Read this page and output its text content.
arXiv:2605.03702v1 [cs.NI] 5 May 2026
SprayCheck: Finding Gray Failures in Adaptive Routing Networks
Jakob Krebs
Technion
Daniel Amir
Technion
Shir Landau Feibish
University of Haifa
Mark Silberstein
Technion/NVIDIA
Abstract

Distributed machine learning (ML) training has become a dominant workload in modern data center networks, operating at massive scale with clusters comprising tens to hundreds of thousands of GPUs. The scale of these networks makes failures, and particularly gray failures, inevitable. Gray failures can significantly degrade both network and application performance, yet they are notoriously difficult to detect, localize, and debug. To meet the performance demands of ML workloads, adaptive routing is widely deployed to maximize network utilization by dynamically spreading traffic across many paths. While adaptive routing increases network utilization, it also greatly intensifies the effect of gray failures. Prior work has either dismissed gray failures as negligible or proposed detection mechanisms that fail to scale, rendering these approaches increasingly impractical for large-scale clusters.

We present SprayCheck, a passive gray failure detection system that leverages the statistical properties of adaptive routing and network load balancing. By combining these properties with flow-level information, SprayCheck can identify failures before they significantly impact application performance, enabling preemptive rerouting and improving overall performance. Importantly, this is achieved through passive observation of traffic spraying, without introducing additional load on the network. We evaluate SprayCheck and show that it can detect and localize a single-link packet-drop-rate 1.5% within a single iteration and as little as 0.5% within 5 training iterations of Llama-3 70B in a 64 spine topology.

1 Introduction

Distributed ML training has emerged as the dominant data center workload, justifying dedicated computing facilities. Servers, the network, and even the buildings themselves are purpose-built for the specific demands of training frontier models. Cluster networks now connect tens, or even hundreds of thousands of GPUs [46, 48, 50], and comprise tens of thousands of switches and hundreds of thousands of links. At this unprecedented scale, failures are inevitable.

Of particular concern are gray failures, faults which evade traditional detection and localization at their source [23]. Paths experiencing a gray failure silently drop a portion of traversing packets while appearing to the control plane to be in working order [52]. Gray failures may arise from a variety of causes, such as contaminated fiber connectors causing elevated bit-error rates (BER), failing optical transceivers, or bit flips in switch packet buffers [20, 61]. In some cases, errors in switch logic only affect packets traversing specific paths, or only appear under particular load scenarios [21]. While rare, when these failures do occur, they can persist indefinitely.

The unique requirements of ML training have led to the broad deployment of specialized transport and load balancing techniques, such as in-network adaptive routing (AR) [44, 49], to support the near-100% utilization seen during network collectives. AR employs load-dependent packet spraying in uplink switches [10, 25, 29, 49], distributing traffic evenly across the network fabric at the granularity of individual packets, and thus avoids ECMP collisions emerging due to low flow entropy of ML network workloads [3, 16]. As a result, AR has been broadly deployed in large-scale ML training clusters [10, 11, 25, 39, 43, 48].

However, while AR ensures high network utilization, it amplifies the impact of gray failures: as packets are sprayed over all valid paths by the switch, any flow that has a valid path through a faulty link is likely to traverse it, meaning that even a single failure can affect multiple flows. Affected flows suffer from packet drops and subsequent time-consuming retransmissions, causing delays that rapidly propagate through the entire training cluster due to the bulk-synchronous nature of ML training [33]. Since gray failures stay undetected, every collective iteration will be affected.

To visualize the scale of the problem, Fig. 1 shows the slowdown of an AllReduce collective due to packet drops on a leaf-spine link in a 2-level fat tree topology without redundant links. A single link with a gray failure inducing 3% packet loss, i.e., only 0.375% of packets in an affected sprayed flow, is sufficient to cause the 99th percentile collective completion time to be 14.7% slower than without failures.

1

__________________________________________________

● **Set exercise**
Retype the records in full. Keep every line identical to the original.

● **Response to the exercise**
Read this page and output its text content.
arXiv:2605.03702v1 [cs.NI] 5 May 2026
SprayCheck: Finding Gray Failures in Adaptive Routing Networks
Jakob Krebs
Technion
Daniel Amir
Technion
Shir Landau Feibish
University of Haifa
Mark Silberstein
Technion/NVIDIA
Abstract

Distributed machine learning (ML) training has become a dominant workload in modern data center networks, operating at massive scale with clusters comprising tens to hundreds of thousands of GPUs. The scale of these networks makes failures, and particularly gray failures, inevitable. Gray failures can significantly degrade both network and application performance, yet they are notoriously difficult to detect, localize, and debug. To meet the performance demands of ML workloads, adaptive routing is widely deployed to maximize network utilization by dynamically spreading traffic across many paths. While adaptive routing increases network utilization, it also greatly intensifies the effect of gray failures. Prior work has either dismissed gray failures as negligible or proposed detection mechanisms that fail to scale, rendering these approaches increasingly impractical for large-scale clusters.

We present SprayCheck, a passive gray failure detection system that leverages the statistical properties of adaptive routing and network load balancing. By combining these properties with flow-level information, SprayCheck can identify failures before they significantly impact application performance, enabling preemptive rerouting and improving overall performance. Importantly, this is achieved through passive observation of traffic spraying, without introducing additional load on the network. We evaluate SprayCheck and show that it can detect and localize a single-link packet-drop-rate 1.5% within a single iteration and as little as 0.5% within 5 training iterations of Llama-3 70B in a 64 spine topology.

1 Introduction

Distributed ML training has emerged as the dominant data center workload, justifying dedicated computing facilities. Servers, the network, and even the buildings themselves are purpose-built for the specific demands of training frontier models. Cluster networks now connect tens, or even hundreds of thousands of GPUs [46, 48, 50], and comprise tens of thousands of switches and hundreds of thousands of links. At this unprecedented scale, failures are inevitable.

Of particular concern are gray failures, faults which evade traditional detection and localization at their source [23]. Paths experiencing a gray failure silently drop a portion of traversing packets while appearing to the control plane to be in working order [52]. Gray failures may arise from a variety of causes, such as contaminated fiber connectors causing elevated bit-error rates (BER), failing optical transceivers, or bit flips in switch packet buffers [20, 61]. In some cases, errors in switch logic only affect packets traversing specific paths, or only appear under particular load scenarios [21]. While rare, when these failures do occur, they can persist indefinitely.

The unique requirements of ML training have led to the broad deployment of specialized transport and load balancing techniques, such as in-network adaptive routing (AR) [44, 49], to support the near-100% utilization seen during network collectives. AR employs load-dependent packet spraying in uplink switches [10, 25, 29, 49], distributing traffic evenly across the network fabric at the granularity of individual packets, and thus avoids ECMP collisions emerging due to low flow entropy of ML network workloads [3, 16]. As a result, AR has been broadly deployed in large-scale ML training clusters [10, 11, 25, 39, 43, 48].

However, while AR ensures high network utilization, it amplifies the impact of gray failures: as packets are sprayed over all valid paths by the switch, any flow that has a valid path through a faulty link is likely to traverse it, meaning that even a single failure can affect multiple flows. Affected flows suffer from packet drops and subsequent time-consuming retransmissions, causing delays that rapidly propagate through the entire training cluster due to the bulk-synchronous nature of ML training [33]. Since gray failures stay undetected, every collective iteration will be affected.

To visualize the scale of the problem, Fig. 1 shows the slowdown of an AllReduce collective due to packet drops on a leaf-spine link in a 2-level fat tree topology without redundant links. A single link with a gray failure inducing 3% packet loss, i.e., only 0.375% of packets in an affected sprayed flow, is sufficient to cause the 99th percentile collective completion time to be 14.7% slower than without failures.

1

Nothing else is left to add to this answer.